## RECORD EXCERPTS
--- BEGIN ---

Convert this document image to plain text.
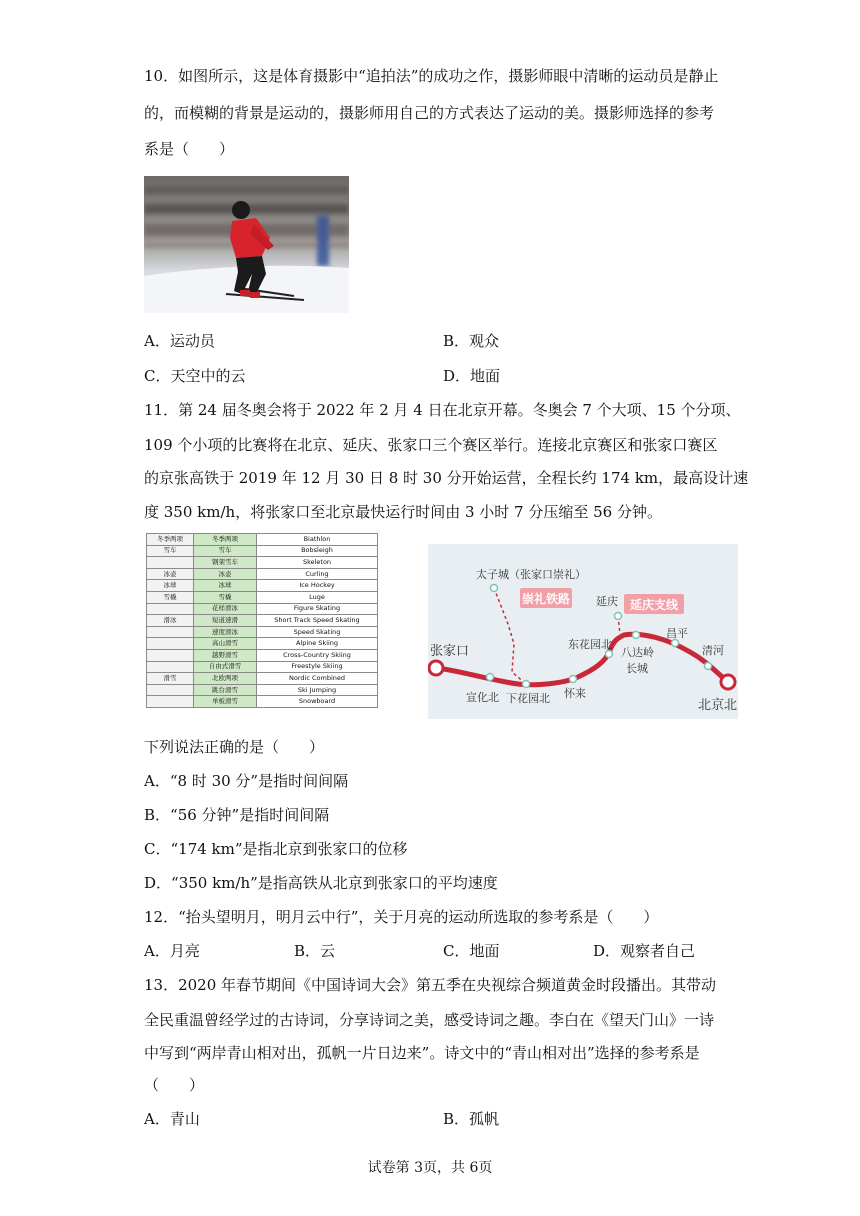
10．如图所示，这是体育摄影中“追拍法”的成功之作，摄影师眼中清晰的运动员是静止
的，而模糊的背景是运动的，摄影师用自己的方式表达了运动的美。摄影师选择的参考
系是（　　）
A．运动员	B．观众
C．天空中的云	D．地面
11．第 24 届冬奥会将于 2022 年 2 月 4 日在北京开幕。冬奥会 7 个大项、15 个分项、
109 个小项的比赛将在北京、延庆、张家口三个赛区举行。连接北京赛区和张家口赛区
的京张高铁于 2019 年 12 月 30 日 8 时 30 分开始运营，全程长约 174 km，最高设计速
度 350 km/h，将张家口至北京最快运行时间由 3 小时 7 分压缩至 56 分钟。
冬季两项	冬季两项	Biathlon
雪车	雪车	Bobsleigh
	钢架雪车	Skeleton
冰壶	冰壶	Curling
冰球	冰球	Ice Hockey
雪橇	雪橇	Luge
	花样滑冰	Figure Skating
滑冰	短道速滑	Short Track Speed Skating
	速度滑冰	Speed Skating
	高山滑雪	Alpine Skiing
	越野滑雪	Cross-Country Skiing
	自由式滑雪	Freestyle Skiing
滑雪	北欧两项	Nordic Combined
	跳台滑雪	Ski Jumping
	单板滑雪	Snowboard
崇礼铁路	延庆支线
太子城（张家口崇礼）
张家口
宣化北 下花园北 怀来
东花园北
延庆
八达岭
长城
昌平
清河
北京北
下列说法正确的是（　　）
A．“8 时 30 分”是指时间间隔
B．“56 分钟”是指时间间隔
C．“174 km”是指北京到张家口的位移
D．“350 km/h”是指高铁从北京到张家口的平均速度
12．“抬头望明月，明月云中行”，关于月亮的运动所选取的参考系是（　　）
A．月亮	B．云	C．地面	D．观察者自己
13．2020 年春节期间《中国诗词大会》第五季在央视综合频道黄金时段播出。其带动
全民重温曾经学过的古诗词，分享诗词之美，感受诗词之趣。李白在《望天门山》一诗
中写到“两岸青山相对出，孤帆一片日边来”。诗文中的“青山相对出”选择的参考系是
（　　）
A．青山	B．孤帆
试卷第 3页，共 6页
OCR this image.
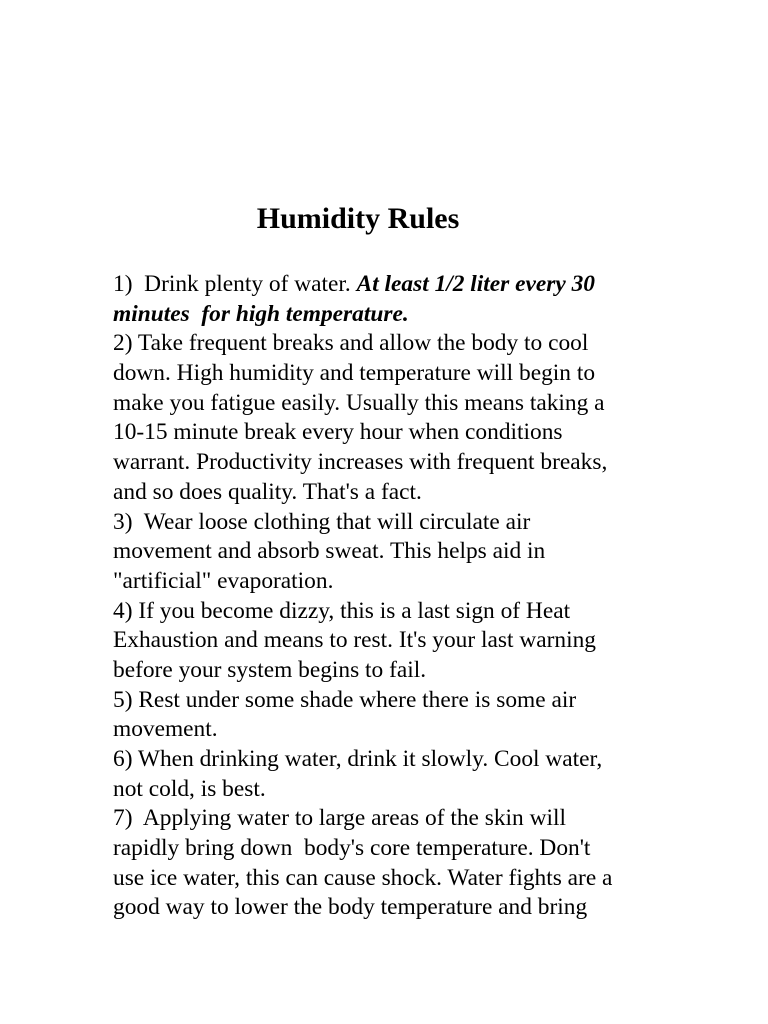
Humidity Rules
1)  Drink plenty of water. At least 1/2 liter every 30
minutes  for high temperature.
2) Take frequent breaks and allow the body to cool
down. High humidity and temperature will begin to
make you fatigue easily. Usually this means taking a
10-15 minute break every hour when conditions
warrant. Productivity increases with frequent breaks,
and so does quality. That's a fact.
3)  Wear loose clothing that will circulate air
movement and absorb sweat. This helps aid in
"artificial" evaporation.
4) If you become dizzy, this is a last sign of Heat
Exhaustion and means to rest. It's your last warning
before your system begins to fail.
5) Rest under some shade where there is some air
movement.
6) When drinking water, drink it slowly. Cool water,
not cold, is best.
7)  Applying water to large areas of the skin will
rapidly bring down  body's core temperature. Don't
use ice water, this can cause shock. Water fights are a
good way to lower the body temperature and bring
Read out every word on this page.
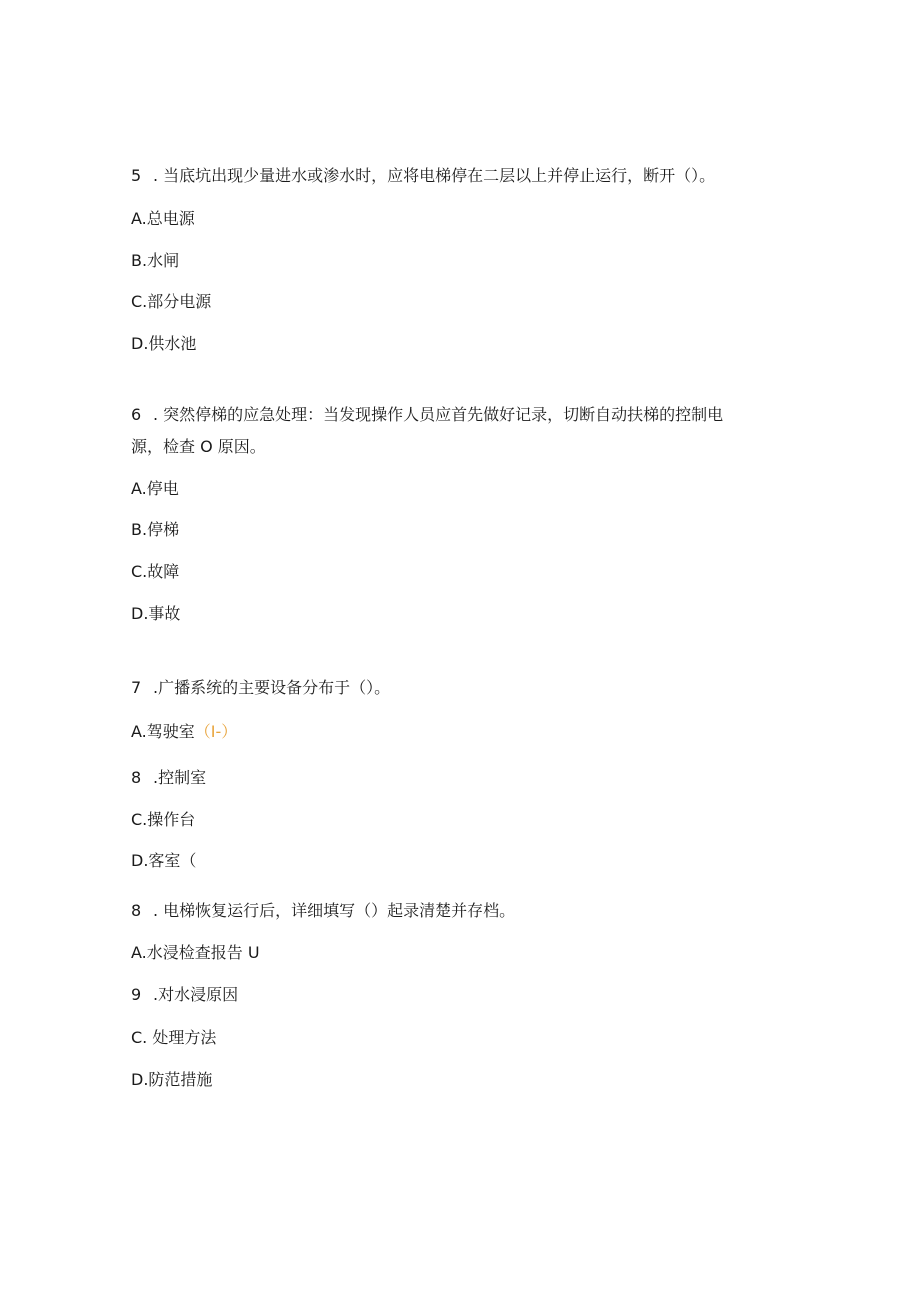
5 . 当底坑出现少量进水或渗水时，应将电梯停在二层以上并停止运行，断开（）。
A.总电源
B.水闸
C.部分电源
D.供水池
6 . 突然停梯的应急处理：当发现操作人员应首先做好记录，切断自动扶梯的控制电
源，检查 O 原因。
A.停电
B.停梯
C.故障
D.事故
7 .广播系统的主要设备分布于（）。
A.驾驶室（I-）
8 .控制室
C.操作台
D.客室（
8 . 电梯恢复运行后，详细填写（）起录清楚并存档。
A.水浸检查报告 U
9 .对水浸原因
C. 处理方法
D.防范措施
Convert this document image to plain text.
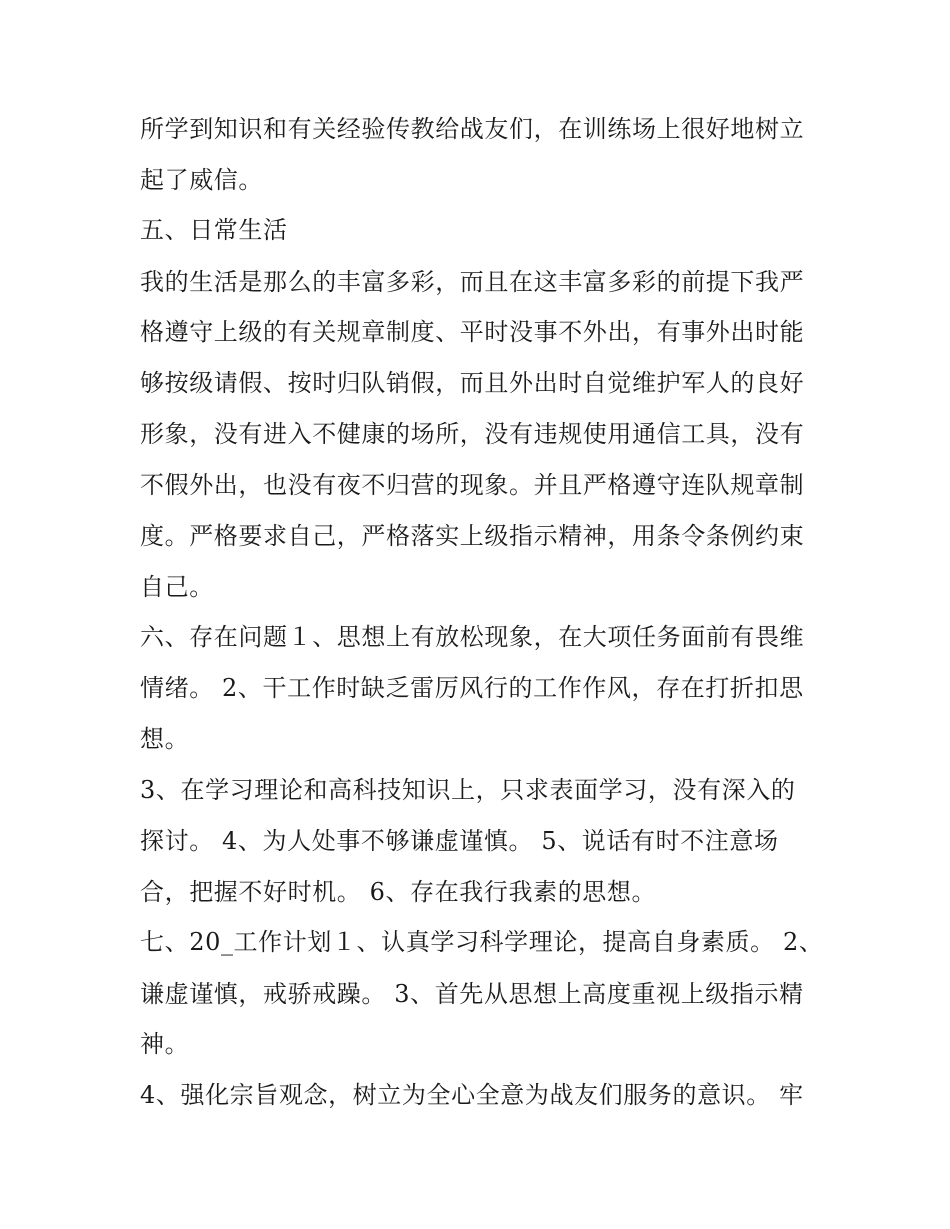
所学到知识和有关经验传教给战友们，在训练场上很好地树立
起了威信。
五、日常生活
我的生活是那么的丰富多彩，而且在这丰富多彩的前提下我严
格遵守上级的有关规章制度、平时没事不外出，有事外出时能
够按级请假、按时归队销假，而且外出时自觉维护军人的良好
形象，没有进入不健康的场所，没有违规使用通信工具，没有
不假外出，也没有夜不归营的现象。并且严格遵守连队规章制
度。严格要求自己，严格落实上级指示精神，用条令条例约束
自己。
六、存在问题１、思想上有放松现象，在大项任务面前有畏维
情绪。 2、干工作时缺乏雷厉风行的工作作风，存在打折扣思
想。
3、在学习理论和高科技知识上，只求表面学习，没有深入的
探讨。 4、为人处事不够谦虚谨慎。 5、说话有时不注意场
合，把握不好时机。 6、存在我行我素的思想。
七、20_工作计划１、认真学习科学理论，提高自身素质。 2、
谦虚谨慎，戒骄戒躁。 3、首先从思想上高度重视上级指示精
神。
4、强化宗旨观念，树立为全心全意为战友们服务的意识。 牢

--- END ---

## TASK DETAILS
Each line in the data that holds the string "your" should be found and copied.

## WRITTEN SOLUTION
Exhaustion and means to rest. It's your last warning
before your system begins to fail.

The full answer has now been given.